Print out each record below, unaltered and complete, without its images.

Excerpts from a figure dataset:
>> Start
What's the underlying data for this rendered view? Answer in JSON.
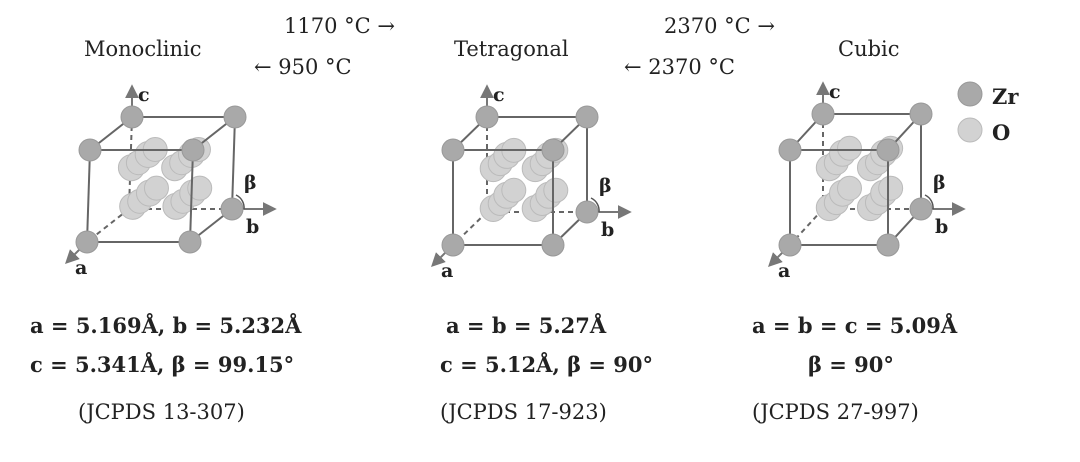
{
  "phases": [
    {
      "name": "Monoclinic",
      "params": [
        "a = 5.169Å, b = 5.232Å",
        "c = 5.341Å, β = 99.15°"
      ],
      "ref": "(JCPDS 13-307)"
    },
    {
      "name": "Tetragonal",
      "params": [
        "a = b = 5.27Å",
        "c = 5.12Å, β = 90°"
      ],
      "ref": "(JCPDS 17-923)"
    },
    {
      "name": "Cubic",
      "params": [
        "a = b = c = 5.09Å",
        "β = 90°"
      ],
      "ref": "(JCPDS 27-997)"
    }
  ],
  "transitions": [
    {
      "forward": "1170 °C →",
      "reverse": "← 950 °C"
    },
    {
      "forward": "2370 °C →",
      "reverse": "← 2370 °C"
    }
  ],
  "axes": {
    "a": "a",
    "b": "b",
    "c": "c",
    "beta": "β"
  },
  "legend": [
    {
      "label": "Zr",
      "color": "#a9a9a9"
    },
    {
      "label": "O",
      "color": "#d2d2d2"
    }
  ]
}
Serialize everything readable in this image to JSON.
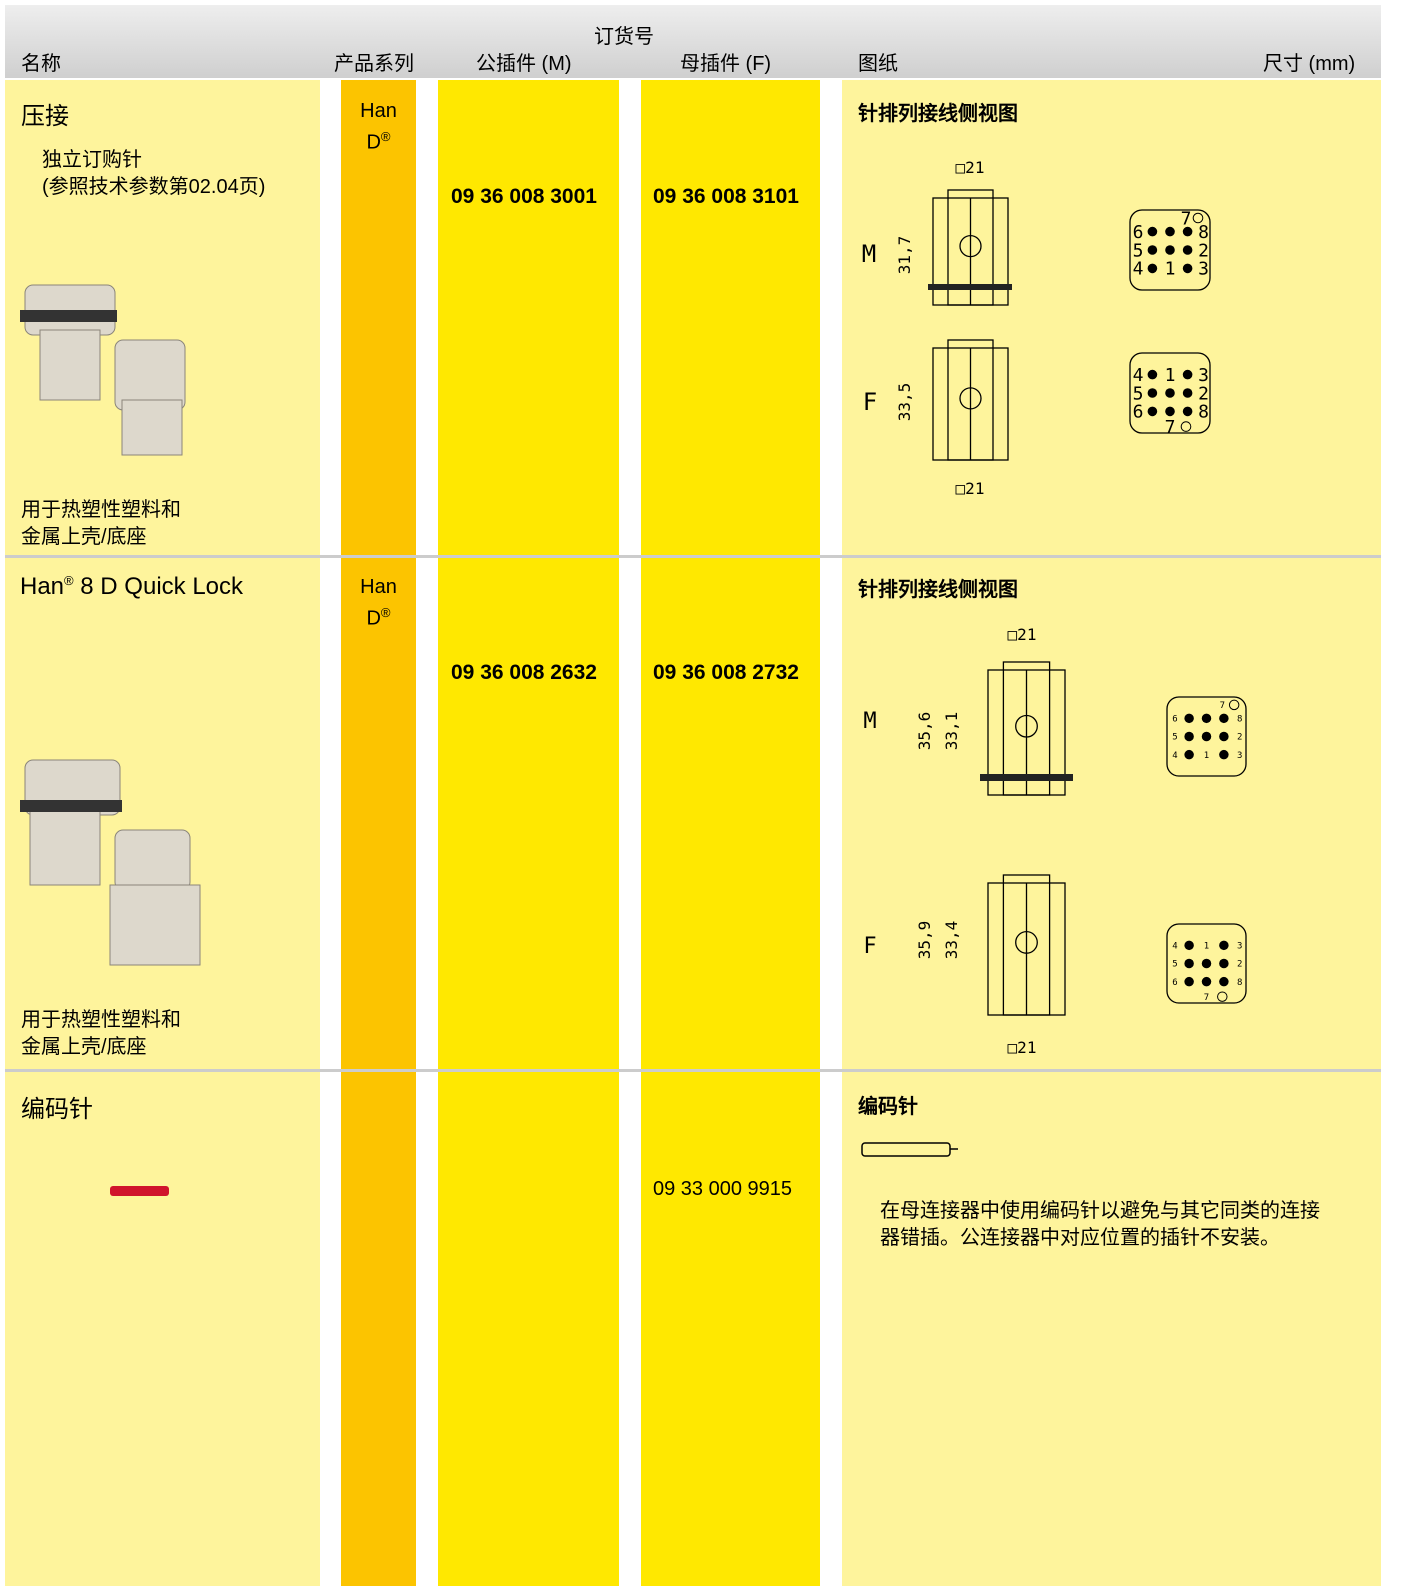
{
  "header": {
    "order_no": "订货号",
    "columns": [
      "名称",
      "产品系列",
      "公插件 (M)",
      "母插件 (F)",
      "图纸",
      "尺寸 (mm)"
    ]
  },
  "rows": [
    {
      "name": "压接",
      "note": [
        "独立订购针",
        "(参照技术参数第02.04页)"
      ],
      "series": [
        "Han",
        "D",
        "®"
      ],
      "male": "09 36 008 3001",
      "female": "09 36 008 3101",
      "usage": [
        "用于热塑性塑料和",
        "金属上壳/底座"
      ],
      "drawing_title": "针排列接线侧视图",
      "drawing": {
        "male_label": "M",
        "female_label": "F",
        "male_width": "□21",
        "female_width": "□21",
        "male_height": [
          "31,7"
        ],
        "female_height": [
          "33,5"
        ],
        "male_pins": [
          "7",
          "6",
          "8",
          "5",
          "2",
          "4",
          "1",
          "3"
        ],
        "female_pins": [
          "4",
          "1",
          "3",
          "5",
          "2",
          "6",
          "8",
          "7"
        ]
      }
    },
    {
      "name": [
        "Han",
        "®",
        " 8 D Quick Lock"
      ],
      "series": [
        "Han",
        "D",
        "®"
      ],
      "male": "09 36 008 2632",
      "female": "09 36 008 2732",
      "usage": [
        "用于热塑性塑料和",
        "金属上壳/底座"
      ],
      "drawing_title": "针排列接线侧视图",
      "drawing": {
        "male_label": "M",
        "female_label": "F",
        "male_width": "□21",
        "female_width": "□21",
        "male_height": [
          "35,6",
          "33,1"
        ],
        "female_height": [
          "35,9",
          "33,4"
        ],
        "male_pins": [
          "7",
          "6",
          "8",
          "5",
          "2",
          "4",
          "1",
          "3"
        ],
        "female_pins": [
          "4",
          "1",
          "3",
          "5",
          "2",
          "6",
          "8",
          "7"
        ]
      }
    },
    {
      "name": "编码针",
      "female": "09 33 000 9915",
      "drawing_title": "编码针",
      "description": [
        "在母连接器中使用编码针以避免与其它同类的连接",
        "器错插。公连接器中对应位置的插针不安装。"
      ]
    }
  ]
}
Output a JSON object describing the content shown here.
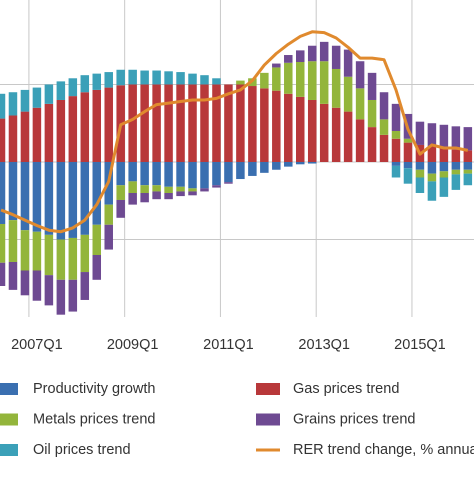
{
  "chart_data": {
    "type": "bar",
    "categories": [
      null,
      null,
      null,
      "2007Q1",
      null,
      null,
      null,
      null,
      null,
      null,
      null,
      "2009Q1",
      null,
      null,
      null,
      null,
      null,
      null,
      null,
      "2011Q1",
      null,
      null,
      null,
      null,
      null,
      null,
      null,
      "2013Q1",
      null,
      null,
      null,
      null,
      null,
      null,
      null,
      "2015Q1",
      null,
      null,
      null,
      null
    ],
    "series": [
      {
        "name": "Productivity growth",
        "color": "#3a6fb0",
        "values": [
          -8,
          -7.5,
          -8.8,
          -9,
          -9.4,
          -10,
          -9.8,
          -9.4,
          -8.1,
          -5.5,
          -3,
          -2.5,
          -3,
          -3,
          -3.2,
          -3.2,
          -3.4,
          -3.4,
          -3,
          -2.6,
          -2.2,
          -1.8,
          -1.4,
          -1,
          -0.6,
          -0.3,
          -0.2,
          0,
          0,
          0,
          0,
          0,
          0,
          -0.5,
          -0.8,
          -1,
          -1.5,
          -1.2,
          -1,
          -1
        ]
      },
      {
        "name": "Gas prices trend",
        "color": "#b8383a",
        "values": [
          5.6,
          6,
          6.5,
          7,
          7.5,
          8,
          8.5,
          9,
          9.3,
          9.6,
          9.9,
          10,
          10,
          10,
          10,
          10,
          10,
          10,
          10,
          10,
          10,
          9.8,
          9.5,
          9.2,
          8.8,
          8.4,
          8,
          7.5,
          7,
          6.5,
          5.5,
          4.5,
          3.5,
          3,
          2.5,
          2.2,
          2,
          1.8,
          1.6,
          1.5
        ]
      },
      {
        "name": "Metals prices trend",
        "color": "#93b53b",
        "values": [
          -5,
          -5.4,
          -5.2,
          -5,
          -5.2,
          -5.2,
          -5.4,
          -4.8,
          -3.9,
          -2.6,
          -1.9,
          -1.5,
          -1,
          -0.8,
          -0.8,
          -0.6,
          -0.4,
          0,
          0,
          0,
          0.5,
          1,
          2,
          3,
          4,
          4.5,
          5,
          5.5,
          5,
          4.5,
          4,
          3.5,
          2,
          1,
          0.5,
          -1,
          -1,
          -0.8,
          -0.6,
          -0.5
        ]
      },
      {
        "name": "Grains prices trend",
        "color": "#6e4a92",
        "values": [
          -3,
          -3.6,
          -3.2,
          -3.9,
          -3.9,
          -4.5,
          -4.1,
          -3.6,
          -3.2,
          -3.2,
          -2.3,
          -1.5,
          -1.2,
          -1,
          -0.8,
          -0.6,
          -0.5,
          -0.4,
          -0.3,
          -0.2,
          0,
          0,
          0,
          0.5,
          1,
          1.5,
          2,
          2.5,
          3,
          3.5,
          3.5,
          3.5,
          3.5,
          3.5,
          3.2,
          3,
          3,
          3,
          3,
          3
        ]
      },
      {
        "name": "Oil prices trend",
        "color": "#3ba0b8",
        "values": [
          3.2,
          3,
          2.8,
          2.6,
          2.5,
          2.4,
          2.3,
          2.2,
          2.1,
          2,
          2,
          1.9,
          1.8,
          1.8,
          1.7,
          1.6,
          1.4,
          1.2,
          0.8,
          0,
          0,
          0,
          0,
          0,
          0,
          0,
          0,
          0,
          0,
          0,
          0,
          0,
          0,
          -1.5,
          -2,
          -2,
          -2.5,
          -2.5,
          -2,
          -1.5
        ]
      },
      {
        "name": "RER trend change, % annual",
        "type": "line",
        "color": "#e08a2e",
        "values": [
          -6.2,
          -6.8,
          -7.5,
          -8.2,
          -8.8,
          -9,
          -8.5,
          -7.5,
          -5.5,
          -2.5,
          4.8,
          5.5,
          6.5,
          7.4,
          7.6,
          7.8,
          8,
          8,
          8.2,
          8.8,
          9.3,
          10.5,
          12.5,
          14,
          15.2,
          16.2,
          16.8,
          16.7,
          16,
          14.8,
          13.4,
          13.4,
          13.2,
          9.3,
          4.2,
          1,
          2.2,
          1.8,
          1.8,
          1.5
        ]
      }
    ],
    "ylim": [
      -20,
      20.9
    ],
    "yticks": [
      -10,
      0,
      10
    ],
    "grid": true
  }
}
>> End
• COMPLETE RESPONSE
What's the underlying data for this rendered view? Answer in JSON.
{
  "phases": [
    {
      "name": "Monoclinic",
      "params": [
        "a = 5.169Å, b = 5.232Å",
        "c = 5.341Å, β = 99.15°"
      ],
      "ref": "(JCPDS 13-307)"
    },
    {
      "name": "Tetragonal",
      "params": [
        "a = b = 5.27Å",
        "c = 5.12Å, β = 90°"
      ],
      "ref": "(JCPDS 17-923)"
    },
    {
      "name": "Cubic",
      "params": [
        "a = b = c = 5.09Å",
        "β = 90°"
      ],
      "ref": "(JCPDS 27-997)"
    }
  ],
  "transitions": [
    {
      "forward": "1170 °C →",
      "reverse": "← 950 °C"
    },
    {
      "forward": "2370 °C →",
      "reverse": "← 2370 °C"
    }
  ],
  "axes": {
    "a": "a",
    "b": "b",
    "c": "c",
    "beta": "β"
  },
  "legend": [
    {
      "label": "Zr",
      "color": "#a9a9a9"
    },
    {
      "label": "O",
      "color": "#d2d2d2"
    }
  ]
}
Serialize everything readable in this image to JSON.
{
  "header": {
    "order_no": "订货号",
    "columns": [
      "名称",
      "产品系列",
      "公插件 (M)",
      "母插件 (F)",
      "图纸",
      "尺寸 (mm)"
    ]
  },
  "rows": [
    {
      "name": "压接",
      "note": [
        "独立订购针",
        "(参照技术参数第02.04页)"
      ],
      "series": [
        "Han",
        "D",
        "®"
      ],
      "male": "09 36 008 3001",
      "female": "09 36 008 3101",
      "usage": [
        "用于热塑性塑料和",
        "金属上壳/底座"
      ],
      "drawing_title": "针排列接线侧视图",
      "drawing": {
        "male_label": "M",
        "female_label": "F",
        "male_width": "□21",
        "female_width": "□21",
        "male_height": [
          "31,7"
        ],
        "female_height": [
          "33,5"
        ],
        "male_pins": [
          "7",
          "6",
          "8",
          "5",
          "2",
          "4",
          "1",
          "3"
        ],
        "female_pins": [
          "4",
          "1",
          "3",
          "5",
          "2",
          "6",
          "8",
          "7"
        ]
      }
    },
    {
      "name": [
        "Han",
        "®",
        " 8 D Quick Lock"
      ],
      "series": [
        "Han",
        "D",
        "®"
      ],
      "male": "09 36 008 2632",
      "female": "09 36 008 2732",
      "usage": [
        "用于热塑性塑料和",
        "金属上壳/底座"
      ],
      "drawing_title": "针排列接线侧视图",
      "drawing": {
        "male_label": "M",
        "female_label": "F",
        "male_width": "□21",
        "female_width": "□21",
        "male_height": [
          "35,6",
          "33,1"
        ],
        "female_height": [
          "35,9",
          "33,4"
        ],
        "male_pins": [
          "7",
          "6",
          "8",
          "5",
          "2",
          "4",
          "1",
          "3"
        ],
        "female_pins": [
          "4",
          "1",
          "3",
          "5",
          "2",
          "6",
          "8",
          "7"
        ]
      }
    },
    {
      "name": "编码针",
      "female": "09 33 000 9915",
      "drawing_title": "编码针",
      "description": [
        "在母连接器中使用编码针以避免与其它同类的连接",
        "器错插。公连接器中对应位置的插针不安装。"
      ]
    }
  ]
}
Output a JSON object describing the content shown here.
{
  "chart_data": {
    "type": "bar",
    "categories": [
      null,
      null,
      null,
      "2007Q1",
      null,
      null,
      null,
      null,
      null,
      null,
      null,
      "2009Q1",
      null,
      null,
      null,
      null,
      null,
      null,
      null,
      "2011Q1",
      null,
      null,
      null,
      null,
      null,
      null,
      null,
      "2013Q1",
      null,
      null,
      null,
      null,
      null,
      null,
      null,
      "2015Q1",
      null,
      null,
      null,
      null
    ],
    "series": [
      {
        "name": "Productivity growth",
        "color": "#3a6fb0",
        "values": [
          -8,
          -7.5,
          -8.8,
          -9,
          -9.4,
          -10,
          -9.8,
          -9.4,
          -8.1,
          -5.5,
          -3,
          -2.5,
          -3,
          -3,
          -3.2,
          -3.2,
          -3.4,
          -3.4,
          -3,
          -2.6,
          -2.2,
          -1.8,
          -1.4,
          -1,
          -0.6,
          -0.3,
          -0.2,
          0,
          0,
          0,
          0,
          0,
          0,
          -0.5,
          -0.8,
          -1,
          -1.5,
          -1.2,
          -1,
          -1
        ]
      },
      {
        "name": "Gas prices trend",
        "color": "#b8383a",
        "values": [
          5.6,
          6,
          6.5,
          7,
          7.5,
          8,
          8.5,
          9,
          9.3,
          9.6,
          9.9,
          10,
          10,
          10,
          10,
          10,
          10,
          10,
          10,
          10,
          10,
          9.8,
          9.5,
          9.2,
          8.8,
          8.4,
          8,
          7.5,
          7,
          6.5,
          5.5,
          4.5,
          3.5,
          3,
          2.5,
          2.2,
          2,
          1.8,
          1.6,
          1.5
        ]
      },
      {
        "name": "Metals prices trend",
        "color": "#93b53b",
        "values": [
          -5,
          -5.4,
          -5.2,
          -5,
          -5.2,
          -5.2,
          -5.4,
          -4.8,
          -3.9,
          -2.6,
          -1.9,
          -1.5,
          -1,
          -0.8,
          -0.8,
          -0.6,
          -0.4,
          0,
          0,
          0,
          0.5,
          1,
          2,
          3,
          4,
          4.5,
          5,
          5.5,
          5,
          4.5,
          4,
          3.5,
          2,
          1,
          0.5,
          -1,
          -1,
          -0.8,
          -0.6,
          -0.5
        ]
      },
      {
        "name": "Grains prices trend",
        "color": "#6e4a92",
        "values": [
          -3,
          -3.6,
          -3.2,
          -3.9,
          -3.9,
          -4.5,
          -4.1,
          -3.6,
          -3.2,
          -3.2,
          -2.3,
          -1.5,
          -1.2,
          -1,
          -0.8,
          -0.6,
          -0.5,
          -0.4,
          -0.3,
          -0.2,
          0,
          0,
          0,
          0.5,
          1,
          1.5,
          2,
          2.5,
          3,
          3.5,
          3.5,
          3.5,
          3.5,
          3.5,
          3.2,
          3,
          3,
          3,
          3,
          3
        ]
      },
      {
        "name": "Oil prices trend",
        "color": "#3ba0b8",
        "values": [
          3.2,
          3,
          2.8,
          2.6,
          2.5,
          2.4,
          2.3,
          2.2,
          2.1,
          2,
          2,
          1.9,
          1.8,
          1.8,
          1.7,
          1.6,
          1.4,
          1.2,
          0.8,
          0,
          0,
          0,
          0,
          0,
          0,
          0,
          0,
          0,
          0,
          0,
          0,
          0,
          0,
          -1.5,
          -2,
          -2,
          -2.5,
          -2.5,
          -2,
          -1.5
        ]
      },
      {
        "name": "RER trend change, % annual",
        "type": "line",
        "color": "#e08a2e",
        "values": [
          -6.2,
          -6.8,
          -7.5,
          -8.2,
          -8.8,
          -9,
          -8.5,
          -7.5,
          -5.5,
          -2.5,
          4.8,
          5.5,
          6.5,
          7.4,
          7.6,
          7.8,
          8,
          8,
          8.2,
          8.8,
          9.3,
          10.5,
          12.5,
          14,
          15.2,
          16.2,
          16.8,
          16.7,
          16,
          14.8,
          13.4,
          13.4,
          13.2,
          9.3,
          4.2,
          1,
          2.2,
          1.8,
          1.8,
          1.5
        ]
      }
    ],
    "ylim": [
      -20,
      20.9
    ],
    "yticks": [
      -10,
      0,
      10
    ],
    "grid": true
  }
}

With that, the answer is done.